┌─ PROVIDED INFORMATION

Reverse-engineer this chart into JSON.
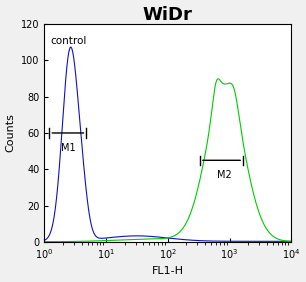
{
  "title": "WiDr",
  "xlabel": "FL1-H",
  "ylabel": "Counts",
  "title_fontsize": 13,
  "title_fontweight": "bold",
  "label_fontsize": 8,
  "tick_fontsize": 7,
  "xlim_log": [
    0,
    4
  ],
  "ylim": [
    0,
    120
  ],
  "yticks": [
    0,
    20,
    40,
    60,
    80,
    100,
    120
  ],
  "control_color": "#1010cc",
  "sample_color": "#00cc00",
  "control_label": "control",
  "m1_label": "M1",
  "m2_label": "M2",
  "bg_color": "#f0f0f0",
  "plot_bg_color": "#ffffff",
  "control_peak_log": 0.42,
  "control_peak_height": 105,
  "control_sigma_log": 0.13,
  "sample_peak_log": 2.93,
  "sample_peak_height": 85,
  "sample_sigma_log": 0.3,
  "m1_x1_log": 0.08,
  "m1_x2_log": 0.68,
  "m1_y": 60,
  "m2_x1_log": 2.52,
  "m2_x2_log": 3.22,
  "m2_y": 45
}
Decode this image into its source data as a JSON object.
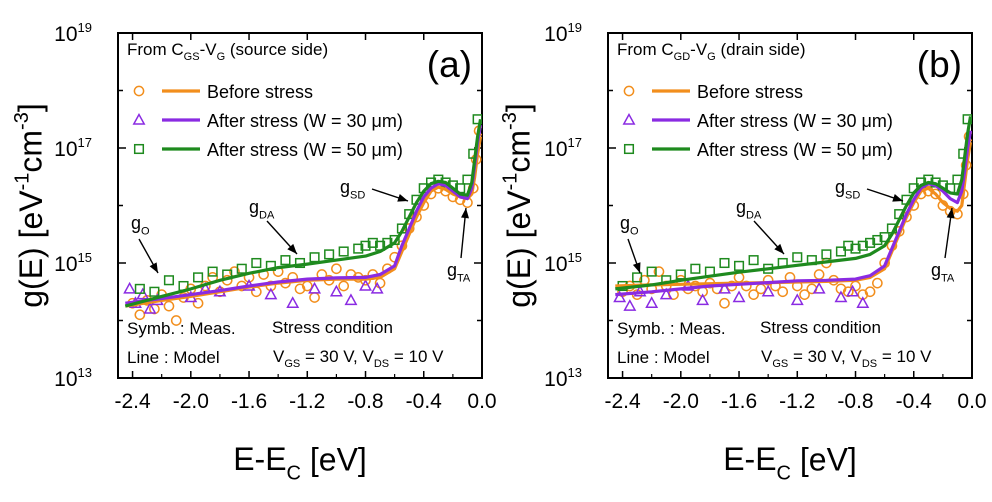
{
  "colors": {
    "before": "#F28E1C",
    "after30": "#8A2BE2",
    "after50": "#1E8A1E",
    "text": "#000000"
  },
  "chart_data": [
    {
      "type": "line",
      "panel_label": "(a)",
      "header": {
        "prefix": "From C",
        "sub1": "GS",
        "mid": "-V",
        "sub2": "G",
        "suffix": " (source side)"
      },
      "xlabel": {
        "main": "E-E",
        "sub": "C",
        "unit": " [eV]"
      },
      "ylabel": {
        "main": "g(E) [eV",
        "sup1": "-1",
        "mid": "cm",
        "sup2": "-3",
        "end": "]"
      },
      "xlim": [
        -2.5,
        0
      ],
      "ylim_log10": [
        13,
        19
      ],
      "log_y": true,
      "xticks": [
        -2.4,
        -2.0,
        -1.6,
        -1.2,
        -0.8,
        -0.4,
        0.0
      ],
      "xtick_labels": [
        "-2.4",
        "-2.0",
        "-1.6",
        "-1.2",
        "-0.8",
        "-0.4",
        "0.0"
      ],
      "yticks": [
        {
          "base": "10",
          "exp": "13"
        },
        {
          "base": "10",
          "exp": "15"
        },
        {
          "base": "10",
          "exp": "17"
        },
        {
          "base": "10",
          "exp": "19"
        }
      ],
      "legend": [
        {
          "label": "Before stress",
          "marker": "circle",
          "color_key": "before"
        },
        {
          "label": "After stress (W = 30 μm)",
          "marker": "triangle",
          "color_key": "after30"
        },
        {
          "label": "After stress (W = 50 μm)",
          "marker": "square",
          "color_key": "after50"
        }
      ],
      "annotations": {
        "gSD": {
          "main": "g",
          "sub": "SD"
        },
        "gDA": {
          "main": "g",
          "sub": "DA"
        },
        "gO": {
          "main": "g",
          "sub": "O"
        },
        "gTA": {
          "main": "g",
          "sub": "TA"
        },
        "symb": "Symb. : Meas.",
        "line": "Line : Model",
        "stress_title": "Stress condition",
        "stress_cond": {
          "v1": "V",
          "s1": "GS",
          "t1": " = 30 V, V",
          "s2": "DS",
          "t2": " = 10 V"
        }
      },
      "series": [
        {
          "key": "before",
          "model_x": [
            -2.45,
            -2.2,
            -2.0,
            -1.8,
            -1.6,
            -1.4,
            -1.2,
            -1.0,
            -0.8,
            -0.7,
            -0.6,
            -0.55,
            -0.5,
            -0.45,
            -0.4,
            -0.35,
            -0.3,
            -0.25,
            -0.2,
            -0.15,
            -0.1,
            -0.07,
            -0.05,
            -0.03,
            -0.01
          ],
          "model_log_y": [
            14.25,
            14.35,
            14.42,
            14.5,
            14.58,
            14.65,
            14.7,
            14.72,
            14.72,
            14.75,
            14.9,
            15.2,
            15.5,
            15.8,
            16.05,
            16.25,
            16.32,
            16.28,
            16.2,
            16.15,
            16.12,
            16.2,
            16.5,
            16.9,
            17.2
          ],
          "meas_x": [
            -2.4,
            -2.35,
            -2.3,
            -2.25,
            -2.2,
            -2.15,
            -2.1,
            -2.05,
            -2.0,
            -1.95,
            -1.9,
            -1.85,
            -1.8,
            -1.75,
            -1.7,
            -1.65,
            -1.6,
            -1.55,
            -1.5,
            -1.45,
            -1.4,
            -1.35,
            -1.3,
            -1.25,
            -1.2,
            -1.15,
            -1.1,
            -1.05,
            -1.0,
            -0.95,
            -0.9,
            -0.85,
            -0.8,
            -0.75,
            -0.7,
            -0.65,
            -0.6,
            -0.55,
            -0.5,
            -0.45,
            -0.4,
            -0.35,
            -0.3,
            -0.25,
            -0.2,
            -0.15,
            -0.1,
            -0.06,
            -0.04,
            -0.02
          ],
          "meas_log_y": [
            14.3,
            14.1,
            14.35,
            14.2,
            14.45,
            14.25,
            14.0,
            14.4,
            14.55,
            14.3,
            14.6,
            14.75,
            14.5,
            14.7,
            14.85,
            14.6,
            14.75,
            14.5,
            14.8,
            14.6,
            14.85,
            14.65,
            14.75,
            14.55,
            14.6,
            14.4,
            14.8,
            14.7,
            14.9,
            14.6,
            14.8,
            14.75,
            14.7,
            14.8,
            14.65,
            14.9,
            15.1,
            15.3,
            15.6,
            15.8,
            16.0,
            16.2,
            16.3,
            16.25,
            16.15,
            16.1,
            16.05,
            16.3,
            16.8,
            17.3
          ]
        },
        {
          "key": "after30",
          "model_x": [
            -2.45,
            -2.2,
            -2.0,
            -1.8,
            -1.6,
            -1.4,
            -1.2,
            -1.0,
            -0.8,
            -0.7,
            -0.6,
            -0.55,
            -0.5,
            -0.45,
            -0.4,
            -0.35,
            -0.3,
            -0.25,
            -0.2,
            -0.15,
            -0.1,
            -0.07,
            -0.05,
            -0.03,
            -0.01
          ],
          "model_log_y": [
            14.3,
            14.38,
            14.45,
            14.52,
            14.6,
            14.67,
            14.72,
            14.74,
            14.75,
            14.8,
            14.95,
            15.3,
            15.6,
            15.9,
            16.15,
            16.3,
            16.38,
            16.35,
            16.25,
            16.15,
            16.12,
            16.3,
            16.7,
            17.1,
            17.4
          ],
          "meas_x": [
            -2.42,
            -2.38,
            -2.33,
            -2.28,
            -2.23,
            -2.0,
            -1.9,
            -1.8,
            -1.6,
            -1.45,
            -1.3,
            -1.15,
            -1.0,
            -0.9,
            -0.8,
            -0.72
          ],
          "meas_log_y": [
            14.55,
            14.3,
            14.45,
            14.2,
            14.35,
            14.4,
            14.55,
            14.5,
            14.6,
            14.45,
            14.3,
            14.55,
            14.5,
            14.35,
            14.6,
            14.55
          ]
        },
        {
          "key": "after50",
          "model_x": [
            -2.45,
            -2.2,
            -2.0,
            -1.8,
            -1.6,
            -1.4,
            -1.2,
            -1.0,
            -0.8,
            -0.7,
            -0.6,
            -0.55,
            -0.5,
            -0.45,
            -0.4,
            -0.35,
            -0.3,
            -0.25,
            -0.2,
            -0.15,
            -0.1,
            -0.07,
            -0.05,
            -0.03,
            -0.01
          ],
          "model_log_y": [
            14.25,
            14.42,
            14.55,
            14.7,
            14.82,
            14.92,
            14.98,
            15.05,
            15.12,
            15.2,
            15.35,
            15.55,
            15.8,
            16.05,
            16.25,
            16.38,
            16.42,
            16.4,
            16.3,
            16.2,
            16.18,
            16.4,
            16.8,
            17.2,
            17.5
          ],
          "meas_x": [
            -2.35,
            -2.25,
            -2.15,
            -2.05,
            -1.95,
            -1.85,
            -1.75,
            -1.65,
            -1.55,
            -1.45,
            -1.35,
            -1.25,
            -1.15,
            -1.05,
            -0.95,
            -0.85,
            -0.8,
            -0.75,
            -0.7,
            -0.65,
            -0.6,
            -0.55,
            -0.5,
            -0.45,
            -0.4,
            -0.35,
            -0.3,
            -0.25,
            -0.2,
            -0.15,
            -0.1,
            -0.06,
            -0.03
          ],
          "meas_log_y": [
            14.55,
            14.5,
            14.7,
            14.6,
            14.75,
            14.85,
            14.8,
            14.9,
            15.0,
            14.95,
            15.05,
            15.0,
            15.1,
            15.15,
            15.2,
            15.25,
            15.3,
            15.35,
            15.3,
            15.35,
            15.4,
            15.6,
            15.85,
            16.1,
            16.3,
            16.4,
            16.45,
            16.4,
            16.35,
            16.3,
            16.45,
            16.9,
            17.5
          ]
        }
      ]
    },
    {
      "type": "line",
      "panel_label": "(b)",
      "header": {
        "prefix": "From C",
        "sub1": "GD",
        "mid": "-V",
        "sub2": "G",
        "suffix": " (drain side)"
      },
      "xlabel": {
        "main": "E-E",
        "sub": "C",
        "unit": " [eV]"
      },
      "ylabel": {
        "main": "g(E) [eV",
        "sup1": "-1",
        "mid": "cm",
        "sup2": "-3",
        "end": "]"
      },
      "xlim": [
        -2.5,
        0
      ],
      "ylim_log10": [
        13,
        19
      ],
      "log_y": true,
      "xticks": [
        -2.4,
        -2.0,
        -1.6,
        -1.2,
        -0.8,
        -0.4,
        0.0
      ],
      "xtick_labels": [
        "-2.4",
        "-2.0",
        "-1.6",
        "-1.2",
        "-0.8",
        "-0.4",
        "0.0"
      ],
      "yticks": [
        {
          "base": "10",
          "exp": "13"
        },
        {
          "base": "10",
          "exp": "15"
        },
        {
          "base": "10",
          "exp": "17"
        },
        {
          "base": "10",
          "exp": "19"
        }
      ],
      "legend": [
        {
          "label": "Before stress",
          "marker": "circle",
          "color_key": "before"
        },
        {
          "label": "After stress (W = 30 μm)",
          "marker": "triangle",
          "color_key": "after30"
        },
        {
          "label": "After stress (W = 50 μm)",
          "marker": "square",
          "color_key": "after50"
        }
      ],
      "annotations": {
        "gSD": {
          "main": "g",
          "sub": "SD"
        },
        "gDA": {
          "main": "g",
          "sub": "DA"
        },
        "gO": {
          "main": "g",
          "sub": "O"
        },
        "gTA": {
          "main": "g",
          "sub": "TA"
        },
        "symb": "Symb. : Meas.",
        "line": "Line : Model",
        "stress_title": "Stress condition",
        "stress_cond": {
          "v1": "V",
          "s1": "GS",
          "t1": " = 30 V, V",
          "s2": "DS",
          "t2": " = 10 V"
        }
      },
      "series": [
        {
          "key": "before",
          "model_x": [
            -2.45,
            -2.2,
            -2.0,
            -1.8,
            -1.6,
            -1.4,
            -1.2,
            -1.0,
            -0.8,
            -0.7,
            -0.6,
            -0.55,
            -0.5,
            -0.45,
            -0.4,
            -0.35,
            -0.3,
            -0.25,
            -0.2,
            -0.15,
            -0.1,
            -0.07,
            -0.05,
            -0.03,
            -0.01
          ],
          "model_log_y": [
            14.6,
            14.62,
            14.63,
            14.64,
            14.65,
            14.66,
            14.67,
            14.68,
            14.7,
            14.75,
            14.9,
            15.2,
            15.5,
            15.8,
            16.05,
            16.25,
            16.3,
            16.2,
            16.05,
            15.95,
            15.9,
            16.0,
            16.4,
            16.8,
            17.1
          ],
          "meas_x": [
            -2.4,
            -2.35,
            -2.3,
            -2.25,
            -2.2,
            -2.15,
            -2.1,
            -2.05,
            -2.0,
            -1.95,
            -1.9,
            -1.85,
            -1.8,
            -1.75,
            -1.7,
            -1.65,
            -1.6,
            -1.55,
            -1.5,
            -1.45,
            -1.4,
            -1.35,
            -1.3,
            -1.25,
            -1.2,
            -1.15,
            -1.1,
            -1.05,
            -1.0,
            -0.95,
            -0.9,
            -0.85,
            -0.8,
            -0.75,
            -0.7,
            -0.65,
            -0.6,
            -0.55,
            -0.5,
            -0.45,
            -0.4,
            -0.35,
            -0.3,
            -0.25,
            -0.2,
            -0.15,
            -0.1,
            -0.06,
            -0.04,
            -0.02
          ],
          "meas_log_y": [
            14.5,
            14.6,
            14.45,
            14.7,
            14.55,
            14.85,
            14.6,
            14.45,
            14.7,
            14.55,
            14.6,
            14.5,
            14.65,
            14.55,
            14.3,
            14.6,
            14.75,
            14.6,
            14.45,
            14.55,
            14.7,
            14.6,
            14.5,
            14.75,
            14.6,
            14.45,
            14.55,
            14.8,
            15.0,
            14.7,
            14.55,
            14.5,
            14.6,
            14.45,
            14.5,
            14.65,
            15.0,
            15.3,
            15.55,
            15.8,
            16.0,
            16.2,
            16.25,
            16.2,
            16.0,
            15.9,
            15.85,
            16.2,
            16.7,
            17.2
          ]
        },
        {
          "key": "after30",
          "model_x": [
            -2.45,
            -2.2,
            -2.0,
            -1.8,
            -1.6,
            -1.4,
            -1.2,
            -1.0,
            -0.8,
            -0.7,
            -0.6,
            -0.55,
            -0.5,
            -0.45,
            -0.4,
            -0.35,
            -0.3,
            -0.25,
            -0.2,
            -0.15,
            -0.1,
            -0.07,
            -0.05,
            -0.03,
            -0.01
          ],
          "model_log_y": [
            14.45,
            14.5,
            14.55,
            14.6,
            14.63,
            14.66,
            14.69,
            14.7,
            14.72,
            14.78,
            14.95,
            15.25,
            15.55,
            15.85,
            16.1,
            16.3,
            16.38,
            16.35,
            16.25,
            16.12,
            16.05,
            16.25,
            16.6,
            17.0,
            17.3
          ],
          "meas_x": [
            -2.42,
            -2.35,
            -2.28,
            -2.2,
            -2.1,
            -1.95,
            -1.85,
            -1.7,
            -1.6,
            -1.4,
            -1.2,
            -1.05,
            -0.9,
            -0.82,
            -0.75
          ],
          "meas_log_y": [
            14.4,
            14.25,
            14.5,
            14.3,
            14.45,
            14.6,
            14.35,
            14.55,
            14.4,
            14.5,
            14.35,
            14.55,
            14.4,
            14.5,
            14.3
          ]
        },
        {
          "key": "after50",
          "model_x": [
            -2.45,
            -2.2,
            -2.0,
            -1.8,
            -1.6,
            -1.4,
            -1.2,
            -1.0,
            -0.8,
            -0.7,
            -0.6,
            -0.55,
            -0.5,
            -0.45,
            -0.4,
            -0.35,
            -0.3,
            -0.25,
            -0.2,
            -0.15,
            -0.1,
            -0.07,
            -0.05,
            -0.03,
            -0.01
          ],
          "model_log_y": [
            14.55,
            14.62,
            14.7,
            14.77,
            14.84,
            14.9,
            14.96,
            15.02,
            15.08,
            15.15,
            15.3,
            15.5,
            15.75,
            16.0,
            16.22,
            16.35,
            16.4,
            16.38,
            16.3,
            16.22,
            16.2,
            16.45,
            16.85,
            17.25,
            17.55
          ],
          "meas_x": [
            -2.4,
            -2.3,
            -2.2,
            -2.1,
            -2.0,
            -1.9,
            -1.8,
            -1.7,
            -1.6,
            -1.5,
            -1.4,
            -1.3,
            -1.2,
            -1.1,
            -1.0,
            -0.9,
            -0.85,
            -0.8,
            -0.75,
            -0.7,
            -0.65,
            -0.6,
            -0.55,
            -0.5,
            -0.45,
            -0.4,
            -0.35,
            -0.3,
            -0.25,
            -0.2,
            -0.15,
            -0.1,
            -0.06,
            -0.03
          ],
          "meas_log_y": [
            14.6,
            14.75,
            14.85,
            14.7,
            14.8,
            14.9,
            14.85,
            15.0,
            14.95,
            15.05,
            14.9,
            15.0,
            15.1,
            15.05,
            15.15,
            15.2,
            15.3,
            15.25,
            15.3,
            15.35,
            15.4,
            15.45,
            15.6,
            15.85,
            16.1,
            16.3,
            16.4,
            16.45,
            16.4,
            16.35,
            16.3,
            16.45,
            16.9,
            17.5
          ]
        }
      ]
    }
  ]
}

└─

TO BE DONE —
Filter the entries above down to the lines containing the word "source".

WRITTEN ANSWER —
Decode this image into its source data as a JSON object.
        "suffix": " (source side)"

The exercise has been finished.